Saved entries
-------

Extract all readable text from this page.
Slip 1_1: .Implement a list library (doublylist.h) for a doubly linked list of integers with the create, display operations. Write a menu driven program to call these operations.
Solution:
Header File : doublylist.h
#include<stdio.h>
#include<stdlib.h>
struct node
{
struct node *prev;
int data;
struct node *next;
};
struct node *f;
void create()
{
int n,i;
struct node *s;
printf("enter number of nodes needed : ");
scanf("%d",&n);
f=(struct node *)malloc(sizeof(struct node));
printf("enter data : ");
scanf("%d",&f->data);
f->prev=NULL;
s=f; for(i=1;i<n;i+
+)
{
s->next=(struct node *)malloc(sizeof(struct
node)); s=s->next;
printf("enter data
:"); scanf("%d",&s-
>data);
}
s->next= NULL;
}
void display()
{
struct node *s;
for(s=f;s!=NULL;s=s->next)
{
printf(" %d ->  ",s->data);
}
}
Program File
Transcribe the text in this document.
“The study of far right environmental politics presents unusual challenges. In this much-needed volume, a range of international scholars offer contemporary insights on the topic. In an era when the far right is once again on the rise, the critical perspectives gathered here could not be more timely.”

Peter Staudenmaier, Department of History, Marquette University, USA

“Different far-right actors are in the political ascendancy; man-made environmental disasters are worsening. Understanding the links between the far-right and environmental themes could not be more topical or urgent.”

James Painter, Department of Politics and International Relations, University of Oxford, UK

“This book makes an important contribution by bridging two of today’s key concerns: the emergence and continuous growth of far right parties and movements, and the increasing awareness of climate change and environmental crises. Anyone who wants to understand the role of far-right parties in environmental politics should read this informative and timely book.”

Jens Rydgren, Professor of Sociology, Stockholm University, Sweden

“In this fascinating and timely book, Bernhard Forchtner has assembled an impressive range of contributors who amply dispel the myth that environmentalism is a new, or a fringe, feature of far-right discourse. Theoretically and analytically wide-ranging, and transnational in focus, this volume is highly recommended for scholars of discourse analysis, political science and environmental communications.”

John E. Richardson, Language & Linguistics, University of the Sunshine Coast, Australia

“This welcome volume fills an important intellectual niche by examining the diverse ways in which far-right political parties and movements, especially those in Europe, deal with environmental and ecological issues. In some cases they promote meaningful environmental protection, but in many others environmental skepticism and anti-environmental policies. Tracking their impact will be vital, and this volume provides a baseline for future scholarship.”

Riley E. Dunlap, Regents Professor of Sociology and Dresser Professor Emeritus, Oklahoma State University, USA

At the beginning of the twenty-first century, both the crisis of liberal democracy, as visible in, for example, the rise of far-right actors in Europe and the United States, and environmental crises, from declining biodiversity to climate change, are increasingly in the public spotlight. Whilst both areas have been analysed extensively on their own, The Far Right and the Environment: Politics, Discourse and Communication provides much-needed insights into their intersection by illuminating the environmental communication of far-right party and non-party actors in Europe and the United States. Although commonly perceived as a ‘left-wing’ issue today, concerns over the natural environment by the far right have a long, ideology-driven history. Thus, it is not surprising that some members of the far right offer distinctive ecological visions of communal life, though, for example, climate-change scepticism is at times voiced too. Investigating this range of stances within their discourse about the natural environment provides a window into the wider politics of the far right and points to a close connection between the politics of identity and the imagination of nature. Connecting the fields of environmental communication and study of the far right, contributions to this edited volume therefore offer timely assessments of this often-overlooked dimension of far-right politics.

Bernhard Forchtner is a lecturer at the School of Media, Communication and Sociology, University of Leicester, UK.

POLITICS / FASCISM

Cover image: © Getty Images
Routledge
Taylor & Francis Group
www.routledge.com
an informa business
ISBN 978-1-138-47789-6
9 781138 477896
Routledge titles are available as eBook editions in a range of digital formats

-------

WHAT IS ASKED =>
Write the data out again in full and exactly.

RESULT OF THIS EXERCISE =>
Extract all readable text from this page.
Slip 1_1: .Implement a list library (doublylist.h) for a doubly linked list of integers with the create, display operations. Write a menu driven program to call these operations.
Solution:
Header File : doublylist.h
#include<stdio.h>
#include<stdlib.h>
struct node
{
struct node *prev;
int data;
struct node *next;
};
struct node *f;
void create()
{
int n,i;
struct node *s;
printf("enter number of nodes needed : ");
scanf("%d",&n);
f=(struct node *)malloc(sizeof(struct node));
printf("enter data : ");
scanf("%d",&f->data);
f->prev=NULL;
s=f; for(i=1;i<n;i+
+)
{
s->next=(struct node *)malloc(sizeof(struct
node)); s=s->next;
printf("enter data
:"); scanf("%d",&s-
>data);
}
s->next= NULL;
}
void display()
{
struct node *s;
for(s=f;s!=NULL;s=s->next)
{
printf(" %d ->  ",s->data);
}
}
Program File
Transcribe the text in this document.
“The study of far right environmental politics presents unusual challenges. In this much-needed volume, a range of international scholars offer contemporary insights on the topic. In an era when the far right is once again on the rise, the critical perspectives gathered here could not be more timely.”

Peter Staudenmaier, Department of History, Marquette University, USA

“Different far-right actors are in the political ascendancy; man-made environmental disasters are worsening. Understanding the links between the far-right and environmental themes could not be more topical or urgent.”

James Painter, Department of Politics and International Relations, University of Oxford, UK

“This book makes an important contribution by bridging two of today’s key concerns: the emergence and continuous growth of far right parties and movements, and the increasing awareness of climate change and environmental crises. Anyone who wants to understand the role of far-right parties in environmental politics should read this informative and timely book.”

Jens Rydgren, Professor of Sociology, Stockholm University, Sweden

“In this fascinating and timely book, Bernhard Forchtner has assembled an impressive range of contributors who amply dispel the myth that environmentalism is a new, or a fringe, feature of far-right discourse. Theoretically and analytically wide-ranging, and transnational in focus, this volume is highly recommended for scholars of discourse analysis, political science and environmental communications.”

John E. Richardson, Language & Linguistics, University of the Sunshine Coast, Australia

“This welcome volume fills an important intellectual niche by examining the diverse ways in which far-right political parties and movements, especially those in Europe, deal with environmental and ecological issues. In some cases they promote meaningful environmental protection, but in many others environmental skepticism and anti-environmental policies. Tracking their impact will be vital, and this volume provides a baseline for future scholarship.”

Riley E. Dunlap, Regents Professor of Sociology and Dresser Professor Emeritus, Oklahoma State University, USA

At the beginning of the twenty-first century, both the crisis of liberal democracy, as visible in, for example, the rise of far-right actors in Europe and the United States, and environmental crises, from declining biodiversity to climate change, are increasingly in the public spotlight. Whilst both areas have been analysed extensively on their own, The Far Right and the Environment: Politics, Discourse and Communication provides much-needed insights into their intersection by illuminating the environmental communication of far-right party and non-party actors in Europe and the United States. Although commonly perceived as a ‘left-wing’ issue today, concerns over the natural environment by the far right have a long, ideology-driven history. Thus, it is not surprising that some members of the far right offer distinctive ecological visions of communal life, though, for example, climate-change scepticism is at times voiced too. Investigating this range of stances within their discourse about the natural environment provides a window into the wider politics of the far right and points to a close connection between the politics of identity and the imagination of nature. Connecting the fields of environmental communication and study of the far right, contributions to this edited volume therefore offer timely assessments of this often-overlooked dimension of far-right politics.

Bernhard Forchtner is a lecturer at the School of Media, Communication and Sociology, University of Leicester, UK.

POLITICS / FASCISM

Cover image: © Getty Images
Routledge
Taylor & Francis Group
www.routledge.com
an informa business
ISBN 978-1-138-47789-6
9 781138 477896
Routledge titles are available as eBook editions in a range of digital formats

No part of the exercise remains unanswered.